■ **SET TASK**:
Return the records in full, exactly as given.

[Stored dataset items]

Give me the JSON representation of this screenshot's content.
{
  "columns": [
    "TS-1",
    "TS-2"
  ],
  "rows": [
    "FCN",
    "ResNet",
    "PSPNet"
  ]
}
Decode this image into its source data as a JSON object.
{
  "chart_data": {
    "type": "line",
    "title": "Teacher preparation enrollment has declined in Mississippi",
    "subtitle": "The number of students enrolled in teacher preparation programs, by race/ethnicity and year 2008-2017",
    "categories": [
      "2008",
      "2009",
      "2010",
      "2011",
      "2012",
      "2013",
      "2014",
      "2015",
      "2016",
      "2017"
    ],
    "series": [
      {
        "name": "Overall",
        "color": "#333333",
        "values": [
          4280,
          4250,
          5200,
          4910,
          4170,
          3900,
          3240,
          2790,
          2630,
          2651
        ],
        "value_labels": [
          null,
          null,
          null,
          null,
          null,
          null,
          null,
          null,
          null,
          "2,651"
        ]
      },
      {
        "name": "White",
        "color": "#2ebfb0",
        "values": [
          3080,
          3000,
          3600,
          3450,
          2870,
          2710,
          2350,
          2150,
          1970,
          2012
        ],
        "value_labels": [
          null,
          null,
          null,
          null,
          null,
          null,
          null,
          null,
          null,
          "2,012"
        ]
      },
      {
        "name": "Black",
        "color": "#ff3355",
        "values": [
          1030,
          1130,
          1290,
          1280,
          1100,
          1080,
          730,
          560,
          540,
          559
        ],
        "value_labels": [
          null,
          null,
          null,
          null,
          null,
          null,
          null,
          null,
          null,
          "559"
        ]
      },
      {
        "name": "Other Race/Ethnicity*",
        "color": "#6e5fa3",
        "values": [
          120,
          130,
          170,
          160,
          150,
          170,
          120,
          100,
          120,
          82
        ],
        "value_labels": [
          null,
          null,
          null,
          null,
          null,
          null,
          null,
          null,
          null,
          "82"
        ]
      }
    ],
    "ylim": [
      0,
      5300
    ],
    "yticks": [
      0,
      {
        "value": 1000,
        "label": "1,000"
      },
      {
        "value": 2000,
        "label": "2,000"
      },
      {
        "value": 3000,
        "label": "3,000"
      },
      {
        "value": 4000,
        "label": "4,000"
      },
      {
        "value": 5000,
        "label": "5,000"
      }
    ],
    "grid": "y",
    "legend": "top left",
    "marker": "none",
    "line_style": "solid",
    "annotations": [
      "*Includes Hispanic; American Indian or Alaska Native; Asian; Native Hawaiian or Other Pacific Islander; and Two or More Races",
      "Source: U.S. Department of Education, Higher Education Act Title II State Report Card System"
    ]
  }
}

■ **RESULT OF THIS EXERCISE**:
Give me the JSON representation of this screenshot's content.
{
  "columns": [
    "TS-1",
    "TS-2"
  ],
  "rows": [
    "FCN",
    "ResNet",
    "PSPNet"
  ]
}
Decode this image into its source data as a JSON object.
{
  "chart_data": {
    "type": "line",
    "title": "Teacher preparation enrollment has declined in Mississippi",
    "subtitle": "The number of students enrolled in teacher preparation programs, by race/ethnicity and year 2008-2017",
    "categories": [
      "2008",
      "2009",
      "2010",
      "2011",
      "2012",
      "2013",
      "2014",
      "2015",
      "2016",
      "2017"
    ],
    "series": [
      {
        "name": "Overall",
        "color": "#333333",
        "values": [
          4280,
          4250,
          5200,
          4910,
          4170,
          3900,
          3240,
          2790,
          2630,
          2651
        ],
        "value_labels": [
          null,
          null,
          null,
          null,
          null,
          null,
          null,
          null,
          null,
          "2,651"
        ]
      },
      {
        "name": "White",
        "color": "#2ebfb0",
        "values": [
          3080,
          3000,
          3600,
          3450,
          2870,
          2710,
          2350,
          2150,
          1970,
          2012
        ],
        "value_labels": [
          null,
          null,
          null,
          null,
          null,
          null,
          null,
          null,
          null,
          "2,012"
        ]
      },
      {
        "name": "Black",
        "color": "#ff3355",
        "values": [
          1030,
          1130,
          1290,
          1280,
          1100,
          1080,
          730,
          560,
          540,
          559
        ],
        "value_labels": [
          null,
          null,
          null,
          null,
          null,
          null,
          null,
          null,
          null,
          "559"
        ]
      },
      {
        "name": "Other Race/Ethnicity*",
        "color": "#6e5fa3",
        "values": [
          120,
          130,
          170,
          160,
          150,
          170,
          120,
          100,
          120,
          82
        ],
        "value_labels": [
          null,
          null,
          null,
          null,
          null,
          null,
          null,
          null,
          null,
          "82"
        ]
      }
    ],
    "ylim": [
      0,
      5300
    ],
    "yticks": [
      0,
      {
        "value": 1000,
        "label": "1,000"
      },
      {
        "value": 2000,
        "label": "2,000"
      },
      {
        "value": 3000,
        "label": "3,000"
      },
      {
        "value": 4000,
        "label": "4,000"
      },
      {
        "value": 5000,
        "label": "5,000"
      }
    ],
    "grid": "y",
    "legend": "top left",
    "marker": "none",
    "line_style": "solid",
    "annotations": [
      "*Includes Hispanic; American Indian or Alaska Native; Asian; Native Hawaiian or Other Pacific Islander; and Two or More Races",
      "Source: U.S. Department of Education, Higher Education Act Title II State Report Card System"
    ]
  }
}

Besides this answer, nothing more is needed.